━━━━━ Dataset ━━━━━

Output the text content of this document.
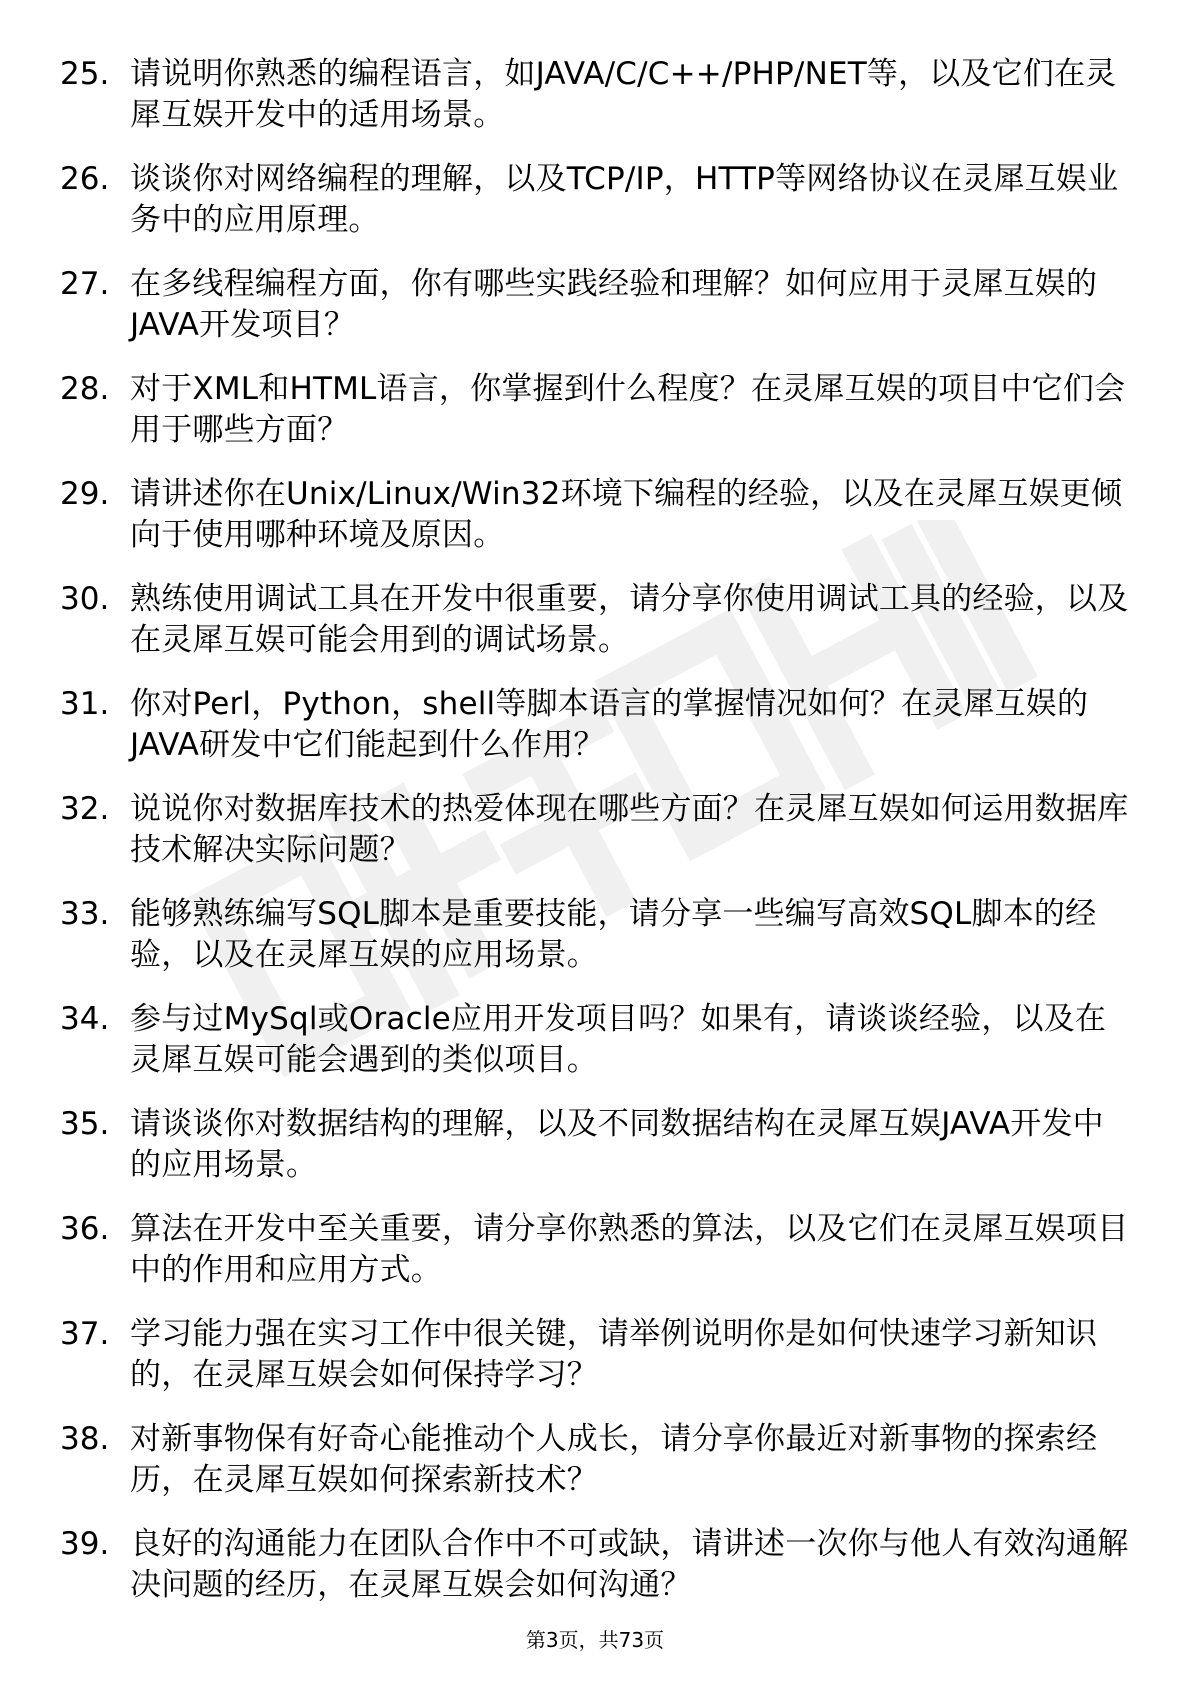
25. 请说明你熟悉的编程语言，如JAVA/C/C++/PHP/NET等，以及它们在灵犀互娱开发中的适用场景。
26. 谈谈你对网络编程的理解，以及TCP/IP，HTTP等网络协议在灵犀互娱业务中的应用原理。
27. 在多线程编程方面，你有哪些实践经验和理解？如何应用于灵犀互娱的JAVA开发项目？
28. 对于XML和HTML语言，你掌握到什么程度？在灵犀互娱的项目中它们会用于哪些方面？
29. 请讲述你在Unix/Linux/Win32环境下编程的经验，以及在灵犀互娱更倾向于使用哪种环境及原因。
30. 熟练使用调试工具在开发中很重要，请分享你使用调试工具的经验，以及在灵犀互娱可能会用到的调试场景。
31. 你对Perl，Python，shell等脚本语言的掌握情况如何？在灵犀互娱的JAVA研发中它们能起到什么作用？
32. 说说你对数据库技术的热爱体现在哪些方面？在灵犀互娱如何运用数据库技术解决实际问题？
33. 能够熟练编写SQL脚本是重要技能，请分享一些编写高效SQL脚本的经验，以及在灵犀互娱的应用场景。
34. 参与过MySql或Oracle应用开发项目吗？如果有，请谈谈经验，以及在灵犀互娱可能会遇到的类似项目。
35. 请谈谈你对数据结构的理解，以及不同数据结构在灵犀互娱JAVA开发中的应用场景。
36. 算法在开发中至关重要，请分享你熟悉的算法，以及它们在灵犀互娱项目中的作用和应用方式。
37. 学习能力强在实习工作中很关键，请举例说明你是如何快速学习新知识的，在灵犀互娱会如何保持学习？
38. 对新事物保有好奇心能推动个人成长，请分享你最近对新事物的探索经历，在灵犀互娱如何探索新技术？
39. 良好的沟通能力在团队合作中不可或缺，请讲述一次你与他人有效沟通解决问题的经历，在灵犀互娱会如何沟通？
第3页，共73页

━━━━━

_The exercise_
Without the pictures, restate all the entries above exactly.

_Expected answer_
Output the text content of this document.
25. 请说明你熟悉的编程语言，如JAVA/C/C++/PHP/NET等，以及它们在灵犀互娱开发中的适用场景。
26. 谈谈你对网络编程的理解，以及TCP/IP，HTTP等网络协议在灵犀互娱业务中的应用原理。
27. 在多线程编程方面，你有哪些实践经验和理解？如何应用于灵犀互娱的JAVA开发项目？
28. 对于XML和HTML语言，你掌握到什么程度？在灵犀互娱的项目中它们会用于哪些方面？
29. 请讲述你在Unix/Linux/Win32环境下编程的经验，以及在灵犀互娱更倾向于使用哪种环境及原因。
30. 熟练使用调试工具在开发中很重要，请分享你使用调试工具的经验，以及在灵犀互娱可能会用到的调试场景。
31. 你对Perl，Python，shell等脚本语言的掌握情况如何？在灵犀互娱的JAVA研发中它们能起到什么作用？
32. 说说你对数据库技术的热爱体现在哪些方面？在灵犀互娱如何运用数据库技术解决实际问题？
33. 能够熟练编写SQL脚本是重要技能，请分享一些编写高效SQL脚本的经验，以及在灵犀互娱的应用场景。
34. 参与过MySql或Oracle应用开发项目吗？如果有，请谈谈经验，以及在灵犀互娱可能会遇到的类似项目。
35. 请谈谈你对数据结构的理解，以及不同数据结构在灵犀互娱JAVA开发中的应用场景。
36. 算法在开发中至关重要，请分享你熟悉的算法，以及它们在灵犀互娱项目中的作用和应用方式。
37. 学习能力强在实习工作中很关键，请举例说明你是如何快速学习新知识的，在灵犀互娱会如何保持学习？
38. 对新事物保有好奇心能推动个人成长，请分享你最近对新事物的探索经历，在灵犀互娱如何探索新技术？
39. 良好的沟通能力在团队合作中不可或缺，请讲述一次你与他人有效沟通解决问题的经历，在灵犀互娱会如何沟通？
第3页，共73页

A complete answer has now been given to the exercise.